• DATASET EXCERPTS:

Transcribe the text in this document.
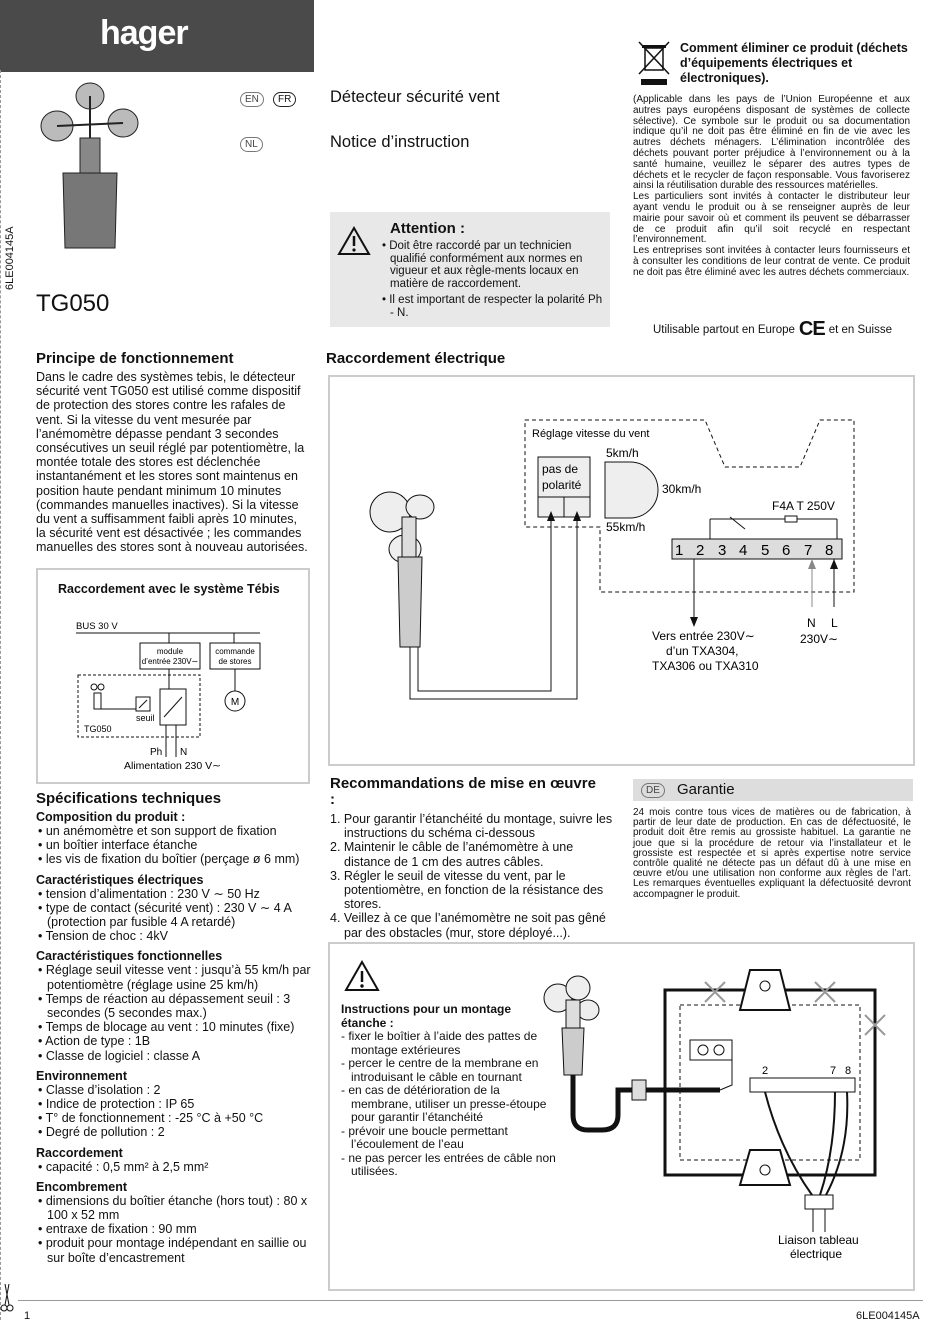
hager
6LE004145A
EN	FR
NL
Détecteur sécurité vent
Notice d’instruction
TG050
Attention :
• Doit être raccordé par un technicien qualifié conformément aux normes en vigueur et aux règle-ments locaux en matière de raccordement.
• Il est important de respecter la polarité Ph - N.
Comment éliminer ce produit (déchets d’équipements électriques et électroniques).
(Applicable dans les pays de l’Union Européenne et aux autres pays européens disposant de systèmes de collecte sélective). Ce symbole sur le produit ou sa documentation indique qu’il ne doit pas être éliminé en fin de vie avec les autres déchets ménagers. L’élimination incontrôlée des déchets pouvant porter préjudice à l’environnement ou à la santé humaine, veuillez le séparer des autres types de déchets et le recycler de façon responsable. Vous favoriserez ainsi la réutilisation durable des ressources matérielles.
Les particuliers sont invités à contacter le distributeur leur ayant vendu le produit ou à se renseigner auprès de leur mairie pour savoir où et comment ils peuvent se débarrasser de ce produit afin qu’il soit recyclé en respectant l’environnement.
Les entreprises sont invitées à contacter leurs fournisseurs et à consulter les conditions de leur contrat de vente. Ce produit ne doit pas être éliminé avec les autres déchets commerciaux.
Utilisable partout en Europe CE et en Suisse
Principe de fonctionnement
Dans le cadre des systèmes tebis, le détecteur sécurité vent TG050 est utilisé comme dispositif de protection des stores contre les rafales de vent. Si la vitesse du vent mesurée par l’anémomètre dépasse pendant 3 secondes consécutives un seuil réglé par potentiomètre, la montée totale des stores est déclenchée instantanément et les stores sont maintenus en position haute pendant minimum 10 minutes (commandes manuelles inactives). Si la vitesse du vent a suffisamment faibli après 10 minutes, la sécurité vent est désactivée ; les commandes manuelles des stores sont à nouveau autorisées.
Raccordement avec le système Tébis
BUS 30 V
module
d’entrée 230V∼
commande
de stores
M
seuil
TG050
Ph N
Alimentation 230 V∼
Raccordement électrique
Réglage vitesse du vent
pas de
polarité
5km/h
30km/h
55km/h
F4A T 250V
1 2 3 4 5 6 7 8
N L
230V∼
Vers entrée 230V∼
d’un TXA304,
TXA306 ou TXA310
Spécifications techniques
Composition du produit :
• un anémomètre et son support de fixation
• un boîtier interface étanche
• les vis de fixation du boîtier (perçage ø 6 mm)
Caractéristiques électriques
• tension d’alimentation : 230 V ∼ 50 Hz
• type de contact (sécurité vent) : 230 V ∼ 4 A (protection par fusible 4 A retardé)
• Tension de choc : 4kV
Caractéristiques fonctionnelles
• Réglage seuil vitesse vent : jusqu’à 55 km/h par potentiomètre (réglage usine 25 km/h)
• Temps de réaction au dépassement seuil : 3 secondes (5 secondes max.)
• Temps de blocage au vent : 10 minutes (fixe)
• Action de type : 1B
• Classe de logiciel : classe A
Environnement
• Classe d’isolation : 2
• Indice de protection : IP 65
• T° de fonctionnement : -25 °C à +50 °C
• Degré de pollution : 2
Raccordement
• capacité : 0,5 mm² à 2,5 mm²
Encombrement
• dimensions du boîtier étanche (hors tout) : 80 x 100 x 52 mm
• entraxe de fixation : 90 mm
• produit pour montage indépendant en saillie ou sur boîte d’encastrement
Recommandations de mise en œuvre :
1. Pour garantir l’étanchéité du montage, suivre les instructions du schéma ci-dessous
2. Maintenir le câble de l’anémomètre à une distance de 1 cm des autres câbles.
3. Régler le seuil de vitesse du vent, par le potentiomètre, en fonction de la résistance des stores.
4. Veillez à ce que l’anémomètre ne soit pas gêné par des obstacles (mur, store déployé...).
DE	Garantie
24 mois contre tous vices de matières ou de fabrication, à partir de leur date de production. En cas de défectuosité, le produit doit être remis au grossiste habituel. La garantie ne joue que si la procédure de retour via l’installateur et le grossiste est respectée et si après expertise notre service contrôle qualité ne détecte pas un défaut dû à une mise en œuvre et/ou une utilisation non conforme aux règles de l’art. Les remarques éventuelles expliquant la défectuosité devront accompagner le produit.
Instructions pour un montage étanche :
- fixer le boîtier à l’aide des pattes de montage extérieures
- percer le centre de la membrane en introduisant le câble en tournant
- en cas de détérioration de la membrane, utiliser un presse-étoupe pour garantir l’étanchéité
- prévoir une boucle permettant l’écoulement de l’eau
- ne pas percer les entrées de câble non utilisées.
2	7 8
Liaison tableau
électrique
1	6LE004145A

• WORK REQUIRED: The data should be printed again unchanged; leave its pictures out.

• WRITTEN SOLUTION:
Transcribe the text in this document.
hager
6LE004145A
EN	FR
NL
Détecteur sécurité vent
Notice d’instruction
TG050
Attention :
• Doit être raccordé par un technicien qualifié conformément aux normes en vigueur et aux règle-ments locaux en matière de raccordement.
• Il est important de respecter la polarité Ph - N.
Comment éliminer ce produit (déchets d’équipements électriques et électroniques).
(Applicable dans les pays de l’Union Européenne et aux autres pays européens disposant de systèmes de collecte sélective). Ce symbole sur le produit ou sa documentation indique qu’il ne doit pas être éliminé en fin de vie avec les autres déchets ménagers. L’élimination incontrôlée des déchets pouvant porter préjudice à l’environnement ou à la santé humaine, veuillez le séparer des autres types de déchets et le recycler de façon responsable. Vous favoriserez ainsi la réutilisation durable des ressources matérielles.
Les particuliers sont invités à contacter le distributeur leur ayant vendu le produit ou à se renseigner auprès de leur mairie pour savoir où et comment ils peuvent se débarrasser de ce produit afin qu’il soit recyclé en respectant l’environnement.
Les entreprises sont invitées à contacter leurs fournisseurs et à consulter les conditions de leur contrat de vente. Ce produit ne doit pas être éliminé avec les autres déchets commerciaux.
Utilisable partout en Europe CE et en Suisse
Principe de fonctionnement
Dans le cadre des systèmes tebis, le détecteur sécurité vent TG050 est utilisé comme dispositif de protection des stores contre les rafales de vent. Si la vitesse du vent mesurée par l’anémomètre dépasse pendant 3 secondes consécutives un seuil réglé par potentiomètre, la montée totale des stores est déclenchée instantanément et les stores sont maintenus en position haute pendant minimum 10 minutes (commandes manuelles inactives). Si la vitesse du vent a suffisamment faibli après 10 minutes, la sécurité vent est désactivée ; les commandes manuelles des stores sont à nouveau autorisées.
Raccordement avec le système Tébis
BUS 30 V
module
d’entrée 230V∼
commande
de stores
M
seuil
TG050
Ph N
Alimentation 230 V∼
Raccordement électrique
Réglage vitesse du vent
pas de
polarité
5km/h
30km/h
55km/h
F4A T 250V
1 2 3 4 5 6 7 8
N L
230V∼
Vers entrée 230V∼
d’un TXA304,
TXA306 ou TXA310
Spécifications techniques
Composition du produit :
• un anémomètre et son support de fixation
• un boîtier interface étanche
• les vis de fixation du boîtier (perçage ø 6 mm)
Caractéristiques électriques
• tension d’alimentation : 230 V ∼ 50 Hz
• type de contact (sécurité vent) : 230 V ∼ 4 A (protection par fusible 4 A retardé)
• Tension de choc : 4kV
Caractéristiques fonctionnelles
• Réglage seuil vitesse vent : jusqu’à 55 km/h par potentiomètre (réglage usine 25 km/h)
• Temps de réaction au dépassement seuil : 3 secondes (5 secondes max.)
• Temps de blocage au vent : 10 minutes (fixe)
• Action de type : 1B
• Classe de logiciel : classe A
Environnement
• Classe d’isolation : 2
• Indice de protection : IP 65
• T° de fonctionnement : -25 °C à +50 °C
• Degré de pollution : 2
Raccordement
• capacité : 0,5 mm² à 2,5 mm²
Encombrement
• dimensions du boîtier étanche (hors tout) : 80 x 100 x 52 mm
• entraxe de fixation : 90 mm
• produit pour montage indépendant en saillie ou sur boîte d’encastrement
Recommandations de mise en œuvre :
1. Pour garantir l’étanchéité du montage, suivre les instructions du schéma ci-dessous
2. Maintenir le câble de l’anémomètre à une distance de 1 cm des autres câbles.
3. Régler le seuil de vitesse du vent, par le potentiomètre, en fonction de la résistance des stores.
4. Veillez à ce que l’anémomètre ne soit pas gêné par des obstacles (mur, store déployé...).
DE	Garantie
24 mois contre tous vices de matières ou de fabrication, à partir de leur date de production. En cas de défectuosité, le produit doit être remis au grossiste habituel. La garantie ne joue que si la procédure de retour via l’installateur et le grossiste est respectée et si après expertise notre service contrôle qualité ne détecte pas un défaut dû à une mise en œuvre et/ou une utilisation non conforme aux règles de l’art. Les remarques éventuelles expliquant la défectuosité devront accompagner le produit.
Instructions pour un montage étanche :
- fixer le boîtier à l’aide des pattes de montage extérieures
- percer le centre de la membrane en introduisant le câble en tournant
- en cas de détérioration de la membrane, utiliser un presse-étoupe pour garantir l’étanchéité
- prévoir une boucle permettant l’écoulement de l’eau
- ne pas percer les entrées de câble non utilisées.
2	7 8
Liaison tableau
électrique
1	6LE004145A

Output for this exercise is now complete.